EXERCISE REQUIREMENTS> Copy the rows below, changing every "plot-frame" to "panel-border" and leaving everything else as it is.

DATA FOR PROCESSING>
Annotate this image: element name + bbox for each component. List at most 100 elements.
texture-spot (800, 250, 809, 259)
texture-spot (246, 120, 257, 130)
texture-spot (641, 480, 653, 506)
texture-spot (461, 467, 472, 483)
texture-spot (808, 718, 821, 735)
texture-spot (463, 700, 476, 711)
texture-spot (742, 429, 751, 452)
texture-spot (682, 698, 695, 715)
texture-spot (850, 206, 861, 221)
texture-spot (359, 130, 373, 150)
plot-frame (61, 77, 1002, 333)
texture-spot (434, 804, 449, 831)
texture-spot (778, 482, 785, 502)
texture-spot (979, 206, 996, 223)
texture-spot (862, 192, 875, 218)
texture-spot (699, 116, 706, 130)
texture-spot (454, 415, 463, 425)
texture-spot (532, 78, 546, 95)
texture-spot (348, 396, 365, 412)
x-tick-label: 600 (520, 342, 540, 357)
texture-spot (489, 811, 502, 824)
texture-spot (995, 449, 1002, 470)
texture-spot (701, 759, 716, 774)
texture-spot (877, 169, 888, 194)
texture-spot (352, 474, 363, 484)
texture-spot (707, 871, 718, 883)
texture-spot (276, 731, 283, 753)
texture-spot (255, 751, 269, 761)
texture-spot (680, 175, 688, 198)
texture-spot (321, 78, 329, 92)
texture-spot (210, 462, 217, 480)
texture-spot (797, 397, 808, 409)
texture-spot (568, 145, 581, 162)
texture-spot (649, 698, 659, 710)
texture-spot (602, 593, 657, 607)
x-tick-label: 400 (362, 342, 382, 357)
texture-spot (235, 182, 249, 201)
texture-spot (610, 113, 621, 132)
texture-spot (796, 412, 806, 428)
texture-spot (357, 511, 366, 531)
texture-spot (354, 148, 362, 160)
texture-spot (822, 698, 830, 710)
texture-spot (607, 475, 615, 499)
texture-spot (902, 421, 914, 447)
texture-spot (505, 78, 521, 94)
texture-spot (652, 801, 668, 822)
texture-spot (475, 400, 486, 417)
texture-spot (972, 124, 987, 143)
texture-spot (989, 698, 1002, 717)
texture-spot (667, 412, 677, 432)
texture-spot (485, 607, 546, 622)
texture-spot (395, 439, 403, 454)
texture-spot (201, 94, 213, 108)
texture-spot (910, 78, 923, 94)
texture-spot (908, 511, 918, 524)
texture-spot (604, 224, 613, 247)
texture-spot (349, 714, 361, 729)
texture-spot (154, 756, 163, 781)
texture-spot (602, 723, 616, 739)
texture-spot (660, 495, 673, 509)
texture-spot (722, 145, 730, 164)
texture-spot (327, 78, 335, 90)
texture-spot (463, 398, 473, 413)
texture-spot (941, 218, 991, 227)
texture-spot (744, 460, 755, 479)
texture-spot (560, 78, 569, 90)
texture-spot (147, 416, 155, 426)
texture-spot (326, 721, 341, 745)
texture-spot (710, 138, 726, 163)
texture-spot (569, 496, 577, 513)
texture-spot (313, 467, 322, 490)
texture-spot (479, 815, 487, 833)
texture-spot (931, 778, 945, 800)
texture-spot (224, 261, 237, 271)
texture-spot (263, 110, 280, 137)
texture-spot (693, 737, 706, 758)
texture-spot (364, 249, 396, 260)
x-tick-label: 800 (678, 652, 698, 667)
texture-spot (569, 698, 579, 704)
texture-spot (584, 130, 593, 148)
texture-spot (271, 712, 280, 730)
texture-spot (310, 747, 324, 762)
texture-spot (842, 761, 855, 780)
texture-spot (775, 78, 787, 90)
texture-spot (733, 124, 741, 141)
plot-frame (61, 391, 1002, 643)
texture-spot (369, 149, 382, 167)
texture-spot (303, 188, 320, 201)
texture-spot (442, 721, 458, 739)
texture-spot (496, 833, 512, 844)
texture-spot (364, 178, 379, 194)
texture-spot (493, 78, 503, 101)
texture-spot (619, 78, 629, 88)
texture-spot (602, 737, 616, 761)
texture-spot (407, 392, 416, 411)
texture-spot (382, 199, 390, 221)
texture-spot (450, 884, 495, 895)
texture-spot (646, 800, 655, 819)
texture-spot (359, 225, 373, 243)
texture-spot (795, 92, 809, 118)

EXERCISE ANSWER>
Annotate this image: element name + bbox for each component. List at most 100 elements.
texture-spot (800, 250, 809, 259)
texture-spot (246, 120, 257, 130)
texture-spot (641, 480, 653, 506)
texture-spot (461, 467, 472, 483)
texture-spot (808, 718, 821, 735)
texture-spot (463, 700, 476, 711)
texture-spot (742, 429, 751, 452)
texture-spot (682, 698, 695, 715)
texture-spot (850, 206, 861, 221)
texture-spot (359, 130, 373, 150)
panel-border (61, 77, 1002, 333)
texture-spot (434, 804, 449, 831)
texture-spot (778, 482, 785, 502)
texture-spot (979, 206, 996, 223)
texture-spot (862, 192, 875, 218)
texture-spot (699, 116, 706, 130)
texture-spot (454, 415, 463, 425)
texture-spot (532, 78, 546, 95)
texture-spot (348, 396, 365, 412)
x-tick-label: 600 (520, 342, 540, 357)
texture-spot (489, 811, 502, 824)
texture-spot (995, 449, 1002, 470)
texture-spot (701, 759, 716, 774)
texture-spot (877, 169, 888, 194)
texture-spot (352, 474, 363, 484)
texture-spot (707, 871, 718, 883)
texture-spot (276, 731, 283, 753)
texture-spot (255, 751, 269, 761)
texture-spot (680, 175, 688, 198)
texture-spot (321, 78, 329, 92)
texture-spot (210, 462, 217, 480)
texture-spot (797, 397, 808, 409)
texture-spot (568, 145, 581, 162)
texture-spot (649, 698, 659, 710)
texture-spot (602, 593, 657, 607)
x-tick-label: 400 (362, 342, 382, 357)
texture-spot (235, 182, 249, 201)
texture-spot (610, 113, 621, 132)
texture-spot (796, 412, 806, 428)
texture-spot (357, 511, 366, 531)
texture-spot (354, 148, 362, 160)
texture-spot (822, 698, 830, 710)
texture-spot (607, 475, 615, 499)
texture-spot (902, 421, 914, 447)
texture-spot (505, 78, 521, 94)
texture-spot (652, 801, 668, 822)
texture-spot (475, 400, 486, 417)
texture-spot (972, 124, 987, 143)
texture-spot (989, 698, 1002, 717)
texture-spot (667, 412, 677, 432)
texture-spot (485, 607, 546, 622)
texture-spot (395, 439, 403, 454)
texture-spot (201, 94, 213, 108)
texture-spot (910, 78, 923, 94)
texture-spot (908, 511, 918, 524)
texture-spot (604, 224, 613, 247)
texture-spot (349, 714, 361, 729)
texture-spot (154, 756, 163, 781)
texture-spot (602, 723, 616, 739)
texture-spot (660, 495, 673, 509)
texture-spot (722, 145, 730, 164)
texture-spot (327, 78, 335, 90)
texture-spot (463, 398, 473, 413)
texture-spot (941, 218, 991, 227)
texture-spot (744, 460, 755, 479)
texture-spot (560, 78, 569, 90)
texture-spot (147, 416, 155, 426)
texture-spot (326, 721, 341, 745)
texture-spot (710, 138, 726, 163)
texture-spot (569, 496, 577, 513)
texture-spot (313, 467, 322, 490)
texture-spot (479, 815, 487, 833)
texture-spot (931, 778, 945, 800)
texture-spot (224, 261, 237, 271)
texture-spot (263, 110, 280, 137)
texture-spot (693, 737, 706, 758)
texture-spot (364, 249, 396, 260)
x-tick-label: 800 (678, 652, 698, 667)
texture-spot (569, 698, 579, 704)
texture-spot (584, 130, 593, 148)
texture-spot (271, 712, 280, 730)
texture-spot (310, 747, 324, 762)
texture-spot (842, 761, 855, 780)
texture-spot (775, 78, 787, 90)
texture-spot (733, 124, 741, 141)
panel-border (61, 391, 1002, 643)
texture-spot (369, 149, 382, 167)
texture-spot (303, 188, 320, 201)
texture-spot (442, 721, 458, 739)
texture-spot (496, 833, 512, 844)
texture-spot (364, 178, 379, 194)
texture-spot (493, 78, 503, 101)
texture-spot (619, 78, 629, 88)
texture-spot (602, 737, 616, 761)
texture-spot (407, 392, 416, 411)
texture-spot (382, 199, 390, 221)
texture-spot (450, 884, 495, 895)
texture-spot (646, 800, 655, 819)
texture-spot (359, 225, 373, 243)
texture-spot (795, 92, 809, 118)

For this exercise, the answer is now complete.